▶ **What you are asked to do**
In full and without deviation, write out the entries that follow.

(Data entries)

○ ○ ○ ○

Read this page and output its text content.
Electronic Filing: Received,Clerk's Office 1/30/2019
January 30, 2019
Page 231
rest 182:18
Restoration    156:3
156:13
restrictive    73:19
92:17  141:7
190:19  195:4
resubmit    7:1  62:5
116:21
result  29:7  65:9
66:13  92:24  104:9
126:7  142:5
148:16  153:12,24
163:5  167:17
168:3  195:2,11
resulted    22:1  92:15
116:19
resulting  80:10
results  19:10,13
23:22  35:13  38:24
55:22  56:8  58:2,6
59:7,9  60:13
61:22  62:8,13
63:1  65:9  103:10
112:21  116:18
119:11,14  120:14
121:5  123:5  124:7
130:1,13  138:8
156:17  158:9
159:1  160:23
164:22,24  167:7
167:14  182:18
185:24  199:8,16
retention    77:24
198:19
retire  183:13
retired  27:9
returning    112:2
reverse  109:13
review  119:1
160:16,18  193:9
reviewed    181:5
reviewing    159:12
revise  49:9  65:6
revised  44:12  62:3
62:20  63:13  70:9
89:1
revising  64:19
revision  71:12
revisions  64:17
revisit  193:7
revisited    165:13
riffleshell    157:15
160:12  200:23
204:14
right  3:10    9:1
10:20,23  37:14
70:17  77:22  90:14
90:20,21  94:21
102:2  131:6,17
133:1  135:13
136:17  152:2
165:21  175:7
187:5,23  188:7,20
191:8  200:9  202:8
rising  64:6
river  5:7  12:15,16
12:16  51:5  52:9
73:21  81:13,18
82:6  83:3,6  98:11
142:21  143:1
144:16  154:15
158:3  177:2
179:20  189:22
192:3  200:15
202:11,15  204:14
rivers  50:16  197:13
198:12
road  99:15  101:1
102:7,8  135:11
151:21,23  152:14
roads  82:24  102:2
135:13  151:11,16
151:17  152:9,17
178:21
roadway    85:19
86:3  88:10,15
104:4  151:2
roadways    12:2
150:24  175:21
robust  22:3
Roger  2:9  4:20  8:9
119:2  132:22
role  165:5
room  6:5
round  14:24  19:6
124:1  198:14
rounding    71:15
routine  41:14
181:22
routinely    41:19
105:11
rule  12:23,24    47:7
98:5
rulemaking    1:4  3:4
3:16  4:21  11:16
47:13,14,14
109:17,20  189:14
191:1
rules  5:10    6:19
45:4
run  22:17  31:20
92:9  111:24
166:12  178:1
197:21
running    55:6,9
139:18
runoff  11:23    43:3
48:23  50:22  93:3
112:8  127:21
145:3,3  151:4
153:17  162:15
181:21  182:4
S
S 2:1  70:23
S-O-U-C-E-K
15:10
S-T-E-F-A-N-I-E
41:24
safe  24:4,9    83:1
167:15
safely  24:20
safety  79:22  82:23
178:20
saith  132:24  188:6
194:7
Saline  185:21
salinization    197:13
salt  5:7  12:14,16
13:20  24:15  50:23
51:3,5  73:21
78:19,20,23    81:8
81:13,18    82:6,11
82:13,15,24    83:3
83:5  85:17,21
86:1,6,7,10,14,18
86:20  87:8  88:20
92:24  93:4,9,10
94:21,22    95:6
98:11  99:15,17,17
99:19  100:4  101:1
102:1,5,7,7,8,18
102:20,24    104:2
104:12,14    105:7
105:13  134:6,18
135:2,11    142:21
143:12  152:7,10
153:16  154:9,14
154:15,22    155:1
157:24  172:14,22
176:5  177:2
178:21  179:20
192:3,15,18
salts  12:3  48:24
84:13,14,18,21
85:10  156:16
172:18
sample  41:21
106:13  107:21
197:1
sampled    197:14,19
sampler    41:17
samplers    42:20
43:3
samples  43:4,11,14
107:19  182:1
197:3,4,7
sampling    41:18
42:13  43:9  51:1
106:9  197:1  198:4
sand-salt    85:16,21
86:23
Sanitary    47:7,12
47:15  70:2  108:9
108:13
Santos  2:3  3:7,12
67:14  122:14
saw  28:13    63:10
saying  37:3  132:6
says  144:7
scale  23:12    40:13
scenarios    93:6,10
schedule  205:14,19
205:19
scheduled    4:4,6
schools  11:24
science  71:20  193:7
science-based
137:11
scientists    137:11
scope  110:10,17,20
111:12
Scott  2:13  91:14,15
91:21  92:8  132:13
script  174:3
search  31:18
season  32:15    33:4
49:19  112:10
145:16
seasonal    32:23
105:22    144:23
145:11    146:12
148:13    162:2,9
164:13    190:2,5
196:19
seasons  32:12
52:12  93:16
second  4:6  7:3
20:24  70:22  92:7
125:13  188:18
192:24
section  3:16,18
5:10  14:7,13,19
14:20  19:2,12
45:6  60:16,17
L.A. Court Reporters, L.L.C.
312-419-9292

○ ○ ○ ○

▶ **Task output**
Read this page and output its text content.
Electronic Filing: Received,Clerk's Office 1/30/2019
January 30, 2019
Page 231
rest 182:18
Restoration    156:3
156:13
restrictive    73:19
92:17  141:7
190:19  195:4
resubmit    7:1  62:5
116:21
result  29:7  65:9
66:13  92:24  104:9
126:7  142:5
148:16  153:12,24
163:5  167:17
168:3  195:2,11
resulted    22:1  92:15
116:19
resulting  80:10
results  19:10,13
23:22  35:13  38:24
55:22  56:8  58:2,6
59:7,9  60:13
61:22  62:8,13
63:1  65:9  103:10
112:21  116:18
119:11,14  120:14
121:5  123:5  124:7
130:1,13  138:8
156:17  158:9
159:1  160:23
164:22,24  167:7
167:14  182:18
185:24  199:8,16
retention    77:24
198:19
retire  183:13
retired  27:9
returning    112:2
reverse  109:13
review  119:1
160:16,18  193:9
reviewed    181:5
reviewing    159:12
revise  49:9  65:6
revised  44:12  62:3
62:20  63:13  70:9
89:1
revising  64:19
revision  71:12
revisions  64:17
revisit  193:7
revisited    165:13
riffleshell    157:15
160:12  200:23
204:14
right  3:10    9:1
10:20,23  37:14
70:17  77:22  90:14
90:20,21  94:21
102:2  131:6,17
133:1  135:13
136:17  152:2
165:21  175:7
187:5,23  188:7,20
191:8  200:9  202:8
rising  64:6
river  5:7  12:15,16
12:16  51:5  52:9
73:21  81:13,18
82:6  83:3,6  98:11
142:21  143:1
144:16  154:15
158:3  177:2
179:20  189:22
192:3  200:15
202:11,15  204:14
rivers  50:16  197:13
198:12
road  99:15  101:1
102:7,8  135:11
151:21,23  152:14
roads  82:24  102:2
135:13  151:11,16
151:17  152:9,17
178:21
roadway    85:19
86:3  88:10,15
104:4  151:2
roadways    12:2
150:24  175:21
robust  22:3
Roger  2:9  4:20  8:9
119:2  132:22
role  165:5
room  6:5
round  14:24  19:6
124:1  198:14
rounding    71:15
routine  41:14
181:22
routinely    41:19
105:11
rule  12:23,24    47:7
98:5
rulemaking    1:4  3:4
3:16  4:21  11:16
47:13,14,14
109:17,20  189:14
191:1
rules  5:10    6:19
45:4
run  22:17  31:20
92:9  111:24
166:12  178:1
197:21
running    55:6,9
139:18
runoff  11:23    43:3
48:23  50:22  93:3
112:8  127:21
145:3,3  151:4
153:17  162:15
181:21  182:4
S
S 2:1  70:23
S-O-U-C-E-K
15:10
S-T-E-F-A-N-I-E
41:24
safe  24:4,9    83:1
167:15
safely  24:20
safety  79:22  82:23
178:20
saith  132:24  188:6
194:7
Saline  185:21
salinization    197:13
salt  5:7  12:14,16
13:20  24:15  50:23
51:3,5  73:21
78:19,20,23    81:8
81:13,18    82:6,11
82:13,15,24    83:3
83:5  85:17,21
86:1,6,7,10,14,18
86:20  87:8  88:20
92:24  93:4,9,10
94:21,22    95:6
98:11  99:15,17,17
99:19  100:4  101:1
102:1,5,7,7,8,18
102:20,24    104:2
104:12,14    105:7
105:13  134:6,18
135:2,11    142:21
143:12  152:7,10
153:16  154:9,14
154:15,22    155:1
157:24  172:14,22
176:5  177:2
178:21  179:20
192:3,15,18
salts  12:3  48:24
84:13,14,18,21
85:10  156:16
172:18
sample  41:21
106:13  107:21
197:1
sampled    197:14,19
sampler    41:17
samplers    42:20
43:3
samples  43:4,11,14
107:19  182:1
197:3,4,7
sampling    41:18
42:13  43:9  51:1
106:9  197:1  198:4
sand-salt    85:16,21
86:23
Sanitary    47:7,12
47:15  70:2  108:9
108:13
Santos  2:3  3:7,12
67:14  122:14
saw  28:13    63:10
saying  37:3  132:6
says  144:7
scale  23:12    40:13
scenarios    93:6,10
schedule  205:14,19
205:19
scheduled    4:4,6
schools  11:24
science  71:20  193:7
science-based
137:11
scientists    137:11
scope  110:10,17,20
111:12
Scott  2:13  91:14,15
91:21  92:8  132:13
script  174:3
search  31:18
season  32:15    33:4
49:19  112:10
145:16
seasonal    32:23
105:22    144:23
145:11    146:12
148:13    162:2,9
164:13    190:2,5
196:19
seasons  32:12
52:12  93:16
second  4:6  7:3
20:24  70:22  92:7
125:13  188:18
192:24
section  3:16,18
5:10  14:7,13,19
14:20  19:2,12
45:6  60:16,17
L.A. Court Reporters, L.L.C.
312-419-9292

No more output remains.